(RECORDS PROVIDED)
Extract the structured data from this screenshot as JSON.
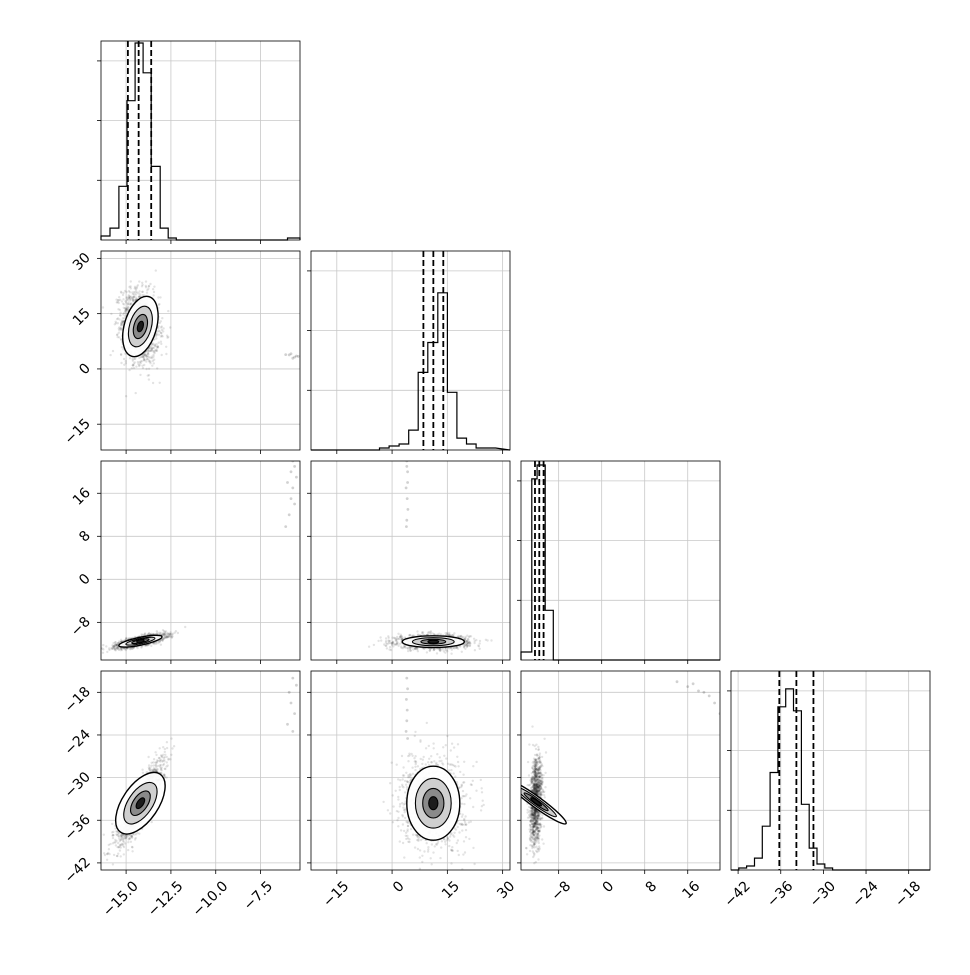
{
  "chart_data": {
    "type": "corner",
    "dims": 4,
    "grid": true,
    "axes": [
      {
        "ticks": [
          -15.0,
          -12.5,
          -10.0,
          -7.5
        ],
        "tick_labels": [
          "−15.0",
          "−12.5",
          "−10.0",
          "−7.5"
        ],
        "range": [
          -16.4,
          -5.3
        ]
      },
      {
        "ticks": [
          -15,
          0,
          15,
          30
        ],
        "tick_labels": [
          "−15",
          "0",
          "15",
          "30"
        ],
        "range": [
          -22,
          32
        ]
      },
      {
        "ticks": [
          -8,
          0,
          8,
          16
        ],
        "tick_labels": [
          "−8",
          "0",
          "8",
          "16"
        ],
        "range": [
          -15,
          22
        ]
      },
      {
        "ticks": [
          -42,
          -36,
          -30,
          -24,
          -18
        ],
        "tick_labels": [
          "−42",
          "−36",
          "−30",
          "−24",
          "−18"
        ],
        "range": [
          -43,
          -15
        ]
      }
    ],
    "quantiles": [
      [
        -14.9,
        -14.3,
        -13.6
      ],
      [
        8.5,
        11.2,
        13.9
      ],
      [
        -12.4,
        -11.6,
        -10.8
      ],
      [
        -36.2,
        -33.8,
        -31.4
      ]
    ],
    "histograms": [
      {
        "bin_edges": [
          -16.4,
          -15.9,
          -15.4,
          -14.95,
          -14.5,
          -14.05,
          -13.6,
          -13.1,
          -12.65,
          -12.2,
          -11.7,
          -11.2,
          -10.8,
          -10.3,
          -9.8,
          -9.3,
          -8.9,
          -8.4,
          -7.9,
          -7.4,
          -7.0,
          -6.5,
          -6.0,
          -5.5,
          -5.3
        ],
        "counts": [
          0.02,
          0.06,
          0.27,
          0.7,
          0.99,
          0.84,
          0.37,
          0.06,
          0.01,
          0,
          0,
          0,
          0,
          0,
          0,
          0,
          0,
          0,
          0,
          0,
          0,
          0,
          0.01,
          0.01
        ]
      },
      {
        "bin_edges": [
          -6,
          -3.4,
          -0.8,
          1.9,
          4.5,
          7.1,
          9.7,
          12.4,
          15,
          17.6,
          20.2,
          22.8,
          25.5,
          28.1
        ],
        "counts": [
          0.0,
          0.01,
          0.02,
          0.03,
          0.1,
          0.39,
          0.54,
          0.79,
          0.29,
          0.06,
          0.03,
          0.01,
          0.01
        ]
      },
      {
        "bin_edges": [
          -15,
          -13,
          -12,
          -10.5,
          -9,
          -7,
          -5,
          -3,
          0,
          5,
          10,
          15,
          22
        ],
        "counts": [
          0.04,
          0.91,
          0.98,
          0.25,
          0,
          0,
          0,
          0,
          0,
          0,
          0,
          0
        ]
      },
      {
        "bin_edges": [
          -43,
          -41.9,
          -40.8,
          -39.7,
          -38.6,
          -37.5,
          -36.4,
          -35.3,
          -34.2,
          -33.1,
          -32.0,
          -30.9,
          -29.8,
          -28.7,
          -27.6,
          -26.5,
          -25.4,
          -24.3,
          -23.2,
          -22.1,
          -21.0
        ],
        "counts": [
          0,
          0.01,
          0.02,
          0.06,
          0.22,
          0.49,
          0.82,
          0.91,
          0.8,
          0.33,
          0.11,
          0.03,
          0.01,
          0,
          0,
          0,
          0,
          0,
          0,
          0
        ]
      }
    ],
    "modes": [
      {
        "row": 1,
        "col": 0,
        "cx": -14.2,
        "cy": 11.5,
        "sx": 0.45,
        "sy": 4.2,
        "rho": -0.15,
        "n": 1600
      },
      {
        "row": 2,
        "col": 0,
        "cx": -14.2,
        "cy": -11.5,
        "sx": 0.6,
        "sy": 0.55,
        "rho": 0.75,
        "n": 1400
      },
      {
        "row": 2,
        "col": 1,
        "cx": 11.2,
        "cy": -11.6,
        "sx": 4.2,
        "sy": 0.55,
        "rho": 0,
        "n": 1400
      },
      {
        "row": 3,
        "col": 0,
        "cx": -14.2,
        "cy": -33.6,
        "sx": 0.55,
        "sy": 2.4,
        "rho": 0.85,
        "n": 1600
      },
      {
        "row": 3,
        "col": 1,
        "cx": 11.2,
        "cy": -33.6,
        "sx": 3.6,
        "sy": 2.6,
        "rho": 0,
        "n": 1400
      },
      {
        "row": 3,
        "col": 2,
        "cx": -12.2,
        "cy": -33.4,
        "sx": 0.5,
        "sy": 2.6,
        "rho": 0.2,
        "n": 1200
      }
    ],
    "outliers": [
      {
        "row": 1,
        "col": 0,
        "points": [
          [
            -5.9,
            3.8
          ],
          [
            -5.6,
            3.2
          ],
          [
            -5.8,
            4.1
          ],
          [
            -5.5,
            3.5
          ],
          [
            -5.7,
            2.9
          ],
          [
            -6.1,
            3.9
          ],
          [
            -5.4,
            3.4
          ]
        ]
      },
      {
        "row": 2,
        "col": 0,
        "points": [
          [
            -5.8,
            20
          ],
          [
            -5.7,
            17
          ],
          [
            -5.6,
            14
          ],
          [
            -5.9,
            12
          ],
          [
            -5.5,
            19
          ],
          [
            -6.0,
            18
          ],
          [
            -5.7,
            22
          ],
          [
            -5.8,
            15
          ],
          [
            -6.1,
            9.8
          ],
          [
            -5.6,
            21
          ]
        ]
      },
      {
        "row": 2,
        "col": 1,
        "points": [
          [
            4.0,
            22
          ],
          [
            4.2,
            20
          ],
          [
            3.8,
            17
          ],
          [
            4.1,
            15
          ],
          [
            4.3,
            13
          ],
          [
            4.0,
            11
          ],
          [
            3.9,
            9.8
          ],
          [
            4.2,
            18
          ],
          [
            4.0,
            21
          ]
        ]
      },
      {
        "row": 3,
        "col": 0,
        "points": [
          [
            -5.7,
            -16
          ],
          [
            -5.9,
            -18
          ],
          [
            -5.8,
            -19.5
          ],
          [
            -5.6,
            -21
          ],
          [
            -6.0,
            -22.5
          ],
          [
            -5.7,
            -23.5
          ],
          [
            -5.5,
            -17
          ]
        ]
      },
      {
        "row": 3,
        "col": 1,
        "points": [
          [
            4.0,
            -16
          ],
          [
            4.2,
            -17.5
          ],
          [
            3.9,
            -19
          ],
          [
            4.1,
            -20.5
          ],
          [
            4.0,
            -22
          ],
          [
            3.8,
            -23.5
          ],
          [
            4.2,
            -24.5
          ]
        ]
      },
      {
        "row": 3,
        "col": 2,
        "points": [
          [
            14,
            -16.5
          ],
          [
            16,
            -17.2
          ],
          [
            18,
            -17.8
          ],
          [
            17,
            -16.8
          ],
          [
            20,
            -18.5
          ],
          [
            21,
            -19.5
          ],
          [
            19,
            -18
          ],
          [
            22,
            -21
          ]
        ]
      }
    ]
  }
}
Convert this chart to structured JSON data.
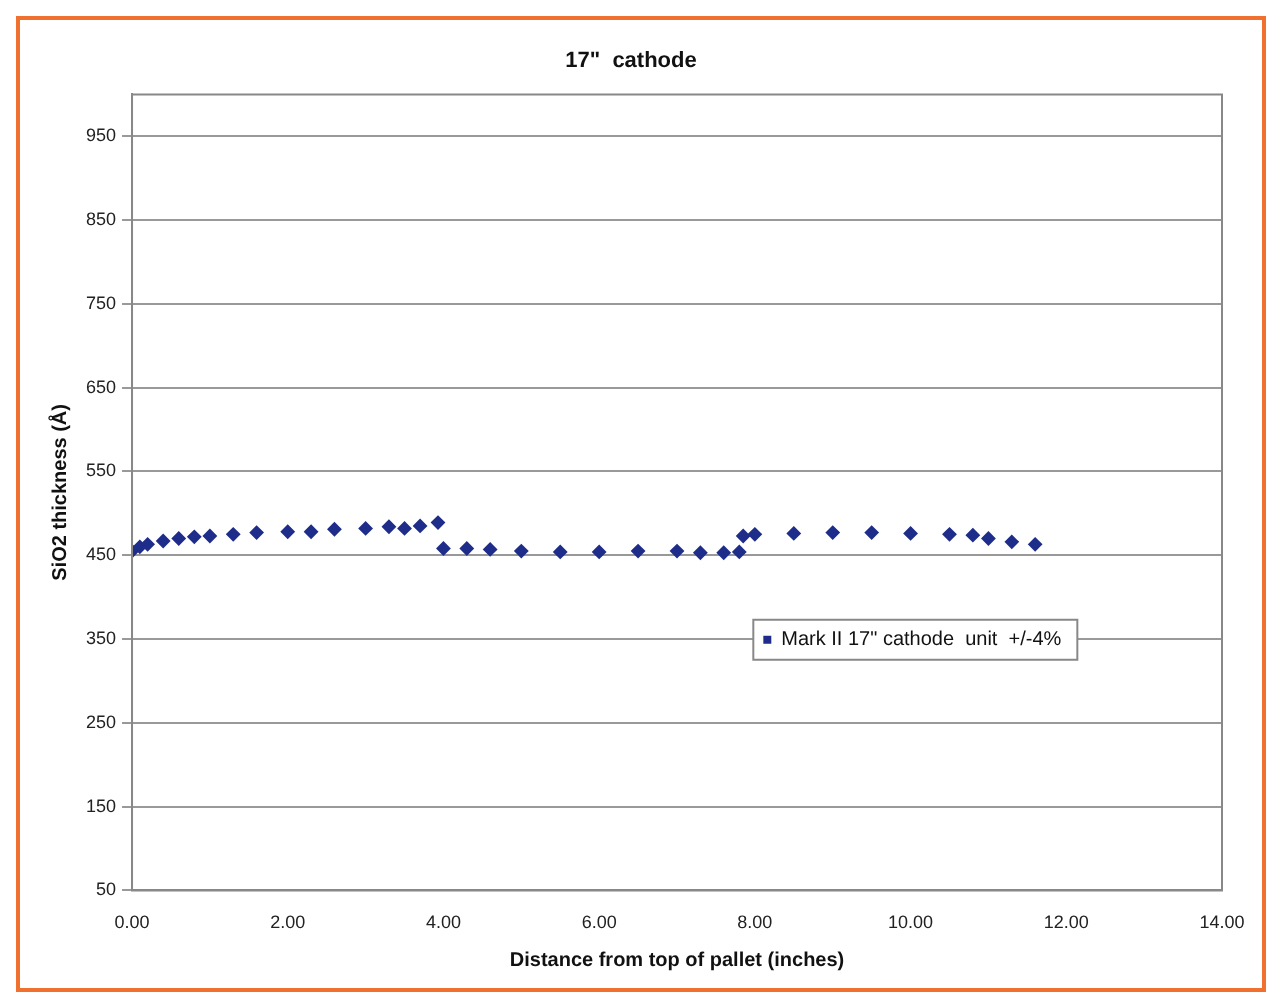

(TO BE DONE)
Print the complete listing exactly, apart from any pictures.

(RESULT OF THE TASK)
Extract the structured data from this screenshot as JSON.
{
  "chart_data": {
    "type": "corner",
    "dims": 4,
    "grid": true,
    "axes": [
      {
        "ticks": [
          -15.0,
          -12.5,
          -10.0,
          -7.5
        ],
        "tick_labels": [
          "−15.0",
          "−12.5",
          "−10.0",
          "−7.5"
        ],
        "range": [
          -16.4,
          -5.3
        ]
      },
      {
        "ticks": [
          -15,
          0,
          15,
          30
        ],
        "tick_labels": [
          "−15",
          "0",
          "15",
          "30"
        ],
        "range": [
          -22,
          32
        ]
      },
      {
        "ticks": [
          -8,
          0,
          8,
          16
        ],
        "tick_labels": [
          "−8",
          "0",
          "8",
          "16"
        ],
        "range": [
          -15,
          22
        ]
      },
      {
        "ticks": [
          -42,
          -36,
          -30,
          -24,
          -18
        ],
        "tick_labels": [
          "−42",
          "−36",
          "−30",
          "−24",
          "−18"
        ],
        "range": [
          -43,
          -15
        ]
      }
    ],
    "quantiles": [
      [
        -14.9,
        -14.3,
        -13.6
      ],
      [
        8.5,
        11.2,
        13.9
      ],
      [
        -12.4,
        -11.6,
        -10.8
      ],
      [
        -36.2,
        -33.8,
        -31.4
      ]
    ],
    "histograms": [
      {
        "bin_edges": [
          -16.4,
          -15.9,
          -15.4,
          -14.95,
          -14.5,
          -14.05,
          -13.6,
          -13.1,
          -12.65,
          -12.2,
          -11.7,
          -11.2,
          -10.8,
          -10.3,
          -9.8,
          -9.3,
          -8.9,
          -8.4,
          -7.9,
          -7.4,
          -7.0,
          -6.5,
          -6.0,
          -5.5,
          -5.3
        ],
        "counts": [
          0.02,
          0.06,
          0.27,
          0.7,
          0.99,
          0.84,
          0.37,
          0.06,
          0.01,
          0,
          0,
          0,
          0,
          0,
          0,
          0,
          0,
          0,
          0,
          0,
          0,
          0,
          0.01,
          0.01
        ]
      },
      {
        "bin_edges": [
          -6,
          -3.4,
          -0.8,
          1.9,
          4.5,
          7.1,
          9.7,
          12.4,
          15,
          17.6,
          20.2,
          22.8,
          25.5,
          28.1
        ],
        "counts": [
          0.0,
          0.01,
          0.02,
          0.03,
          0.1,
          0.39,
          0.54,
          0.79,
          0.29,
          0.06,
          0.03,
          0.01,
          0.01
        ]
      },
      {
        "bin_edges": [
          -15,
          -13,
          -12,
          -10.5,
          -9,
          -7,
          -5,
          -3,
          0,
          5,
          10,
          15,
          22
        ],
        "counts": [
          0.04,
          0.91,
          0.98,
          0.25,
          0,
          0,
          0,
          0,
          0,
          0,
          0,
          0
        ]
      },
      {
        "bin_edges": [
          -43,
          -41.9,
          -40.8,
          -39.7,
          -38.6,
          -37.5,
          -36.4,
          -35.3,
          -34.2,
          -33.1,
          -32.0,
          -30.9,
          -29.8,
          -28.7,
          -27.6,
          -26.5,
          -25.4,
          -24.3,
          -23.2,
          -22.1,
          -21.0
        ],
        "counts": [
          0,
          0.01,
          0.02,
          0.06,
          0.22,
          0.49,
          0.82,
          0.91,
          0.8,
          0.33,
          0.11,
          0.03,
          0.01,
          0,
          0,
          0,
          0,
          0,
          0,
          0
        ]
      }
    ],
    "modes": [
      {
        "row": 1,
        "col": 0,
        "cx": -14.2,
        "cy": 11.5,
        "sx": 0.45,
        "sy": 4.2,
        "rho": -0.15,
        "n": 1600
      },
      {
        "row": 2,
        "col": 0,
        "cx": -14.2,
        "cy": -11.5,
        "sx": 0.6,
        "sy": 0.55,
        "rho": 0.75,
        "n": 1400
      },
      {
        "row": 2,
        "col": 1,
        "cx": 11.2,
        "cy": -11.6,
        "sx": 4.2,
        "sy": 0.55,
        "rho": 0,
        "n": 1400
      },
      {
        "row": 3,
        "col": 0,
        "cx": -14.2,
        "cy": -33.6,
        "sx": 0.55,
        "sy": 2.4,
        "rho": 0.85,
        "n": 1600
      },
      {
        "row": 3,
        "col": 1,
        "cx": 11.2,
        "cy": -33.6,
        "sx": 3.6,
        "sy": 2.6,
        "rho": 0,
        "n": 1400
      },
      {
        "row": 3,
        "col": 2,
        "cx": -12.2,
        "cy": -33.4,
        "sx": 0.5,
        "sy": 2.6,
        "rho": 0.2,
        "n": 1200
      }
    ],
    "outliers": [
      {
        "row": 1,
        "col": 0,
        "points": [
          [
            -5.9,
            3.8
          ],
          [
            -5.6,
            3.2
          ],
          [
            -5.8,
            4.1
          ],
          [
            -5.5,
            3.5
          ],
          [
            -5.7,
            2.9
          ],
          [
            -6.1,
            3.9
          ],
          [
            -5.4,
            3.4
          ]
        ]
      },
      {
        "row": 2,
        "col": 0,
        "points": [
          [
            -5.8,
            20
          ],
          [
            -5.7,
            17
          ],
          [
            -5.6,
            14
          ],
          [
            -5.9,
            12
          ],
          [
            -5.5,
            19
          ],
          [
            -6.0,
            18
          ],
          [
            -5.7,
            22
          ],
          [
            -5.8,
            15
          ],
          [
            -6.1,
            9.8
          ],
          [
            -5.6,
            21
          ]
        ]
      },
      {
        "row": 2,
        "col": 1,
        "points": [
          [
            4.0,
            22
          ],
          [
            4.2,
            20
          ],
          [
            3.8,
            17
          ],
          [
            4.1,
            15
          ],
          [
            4.3,
            13
          ],
          [
            4.0,
            11
          ],
          [
            3.9,
            9.8
          ],
          [
            4.2,
            18
          ],
          [
            4.0,
            21
          ]
        ]
      },
      {
        "row": 3,
        "col": 0,
        "points": [
          [
            -5.7,
            -16
          ],
          [
            -5.9,
            -18
          ],
          [
            -5.8,
            -19.5
          ],
          [
            -5.6,
            -21
          ],
          [
            -6.0,
            -22.5
          ],
          [
            -5.7,
            -23.5
          ],
          [
            -5.5,
            -17
          ]
        ]
      },
      {
        "row": 3,
        "col": 1,
        "points": [
          [
            4.0,
            -16
          ],
          [
            4.2,
            -17.5
          ],
          [
            3.9,
            -19
          ],
          [
            4.1,
            -20.5
          ],
          [
            4.0,
            -22
          ],
          [
            3.8,
            -23.5
          ],
          [
            4.2,
            -24.5
          ]
        ]
      },
      {
        "row": 3,
        "col": 2,
        "points": [
          [
            14,
            -16.5
          ],
          [
            16,
            -17.2
          ],
          [
            18,
            -17.8
          ],
          [
            17,
            -16.8
          ],
          [
            20,
            -18.5
          ],
          [
            21,
            -19.5
          ],
          [
            19,
            -18
          ],
          [
            22,
            -21
          ]
        ]
      }
    ]
  }
}
Convert this chart to structured JSON data.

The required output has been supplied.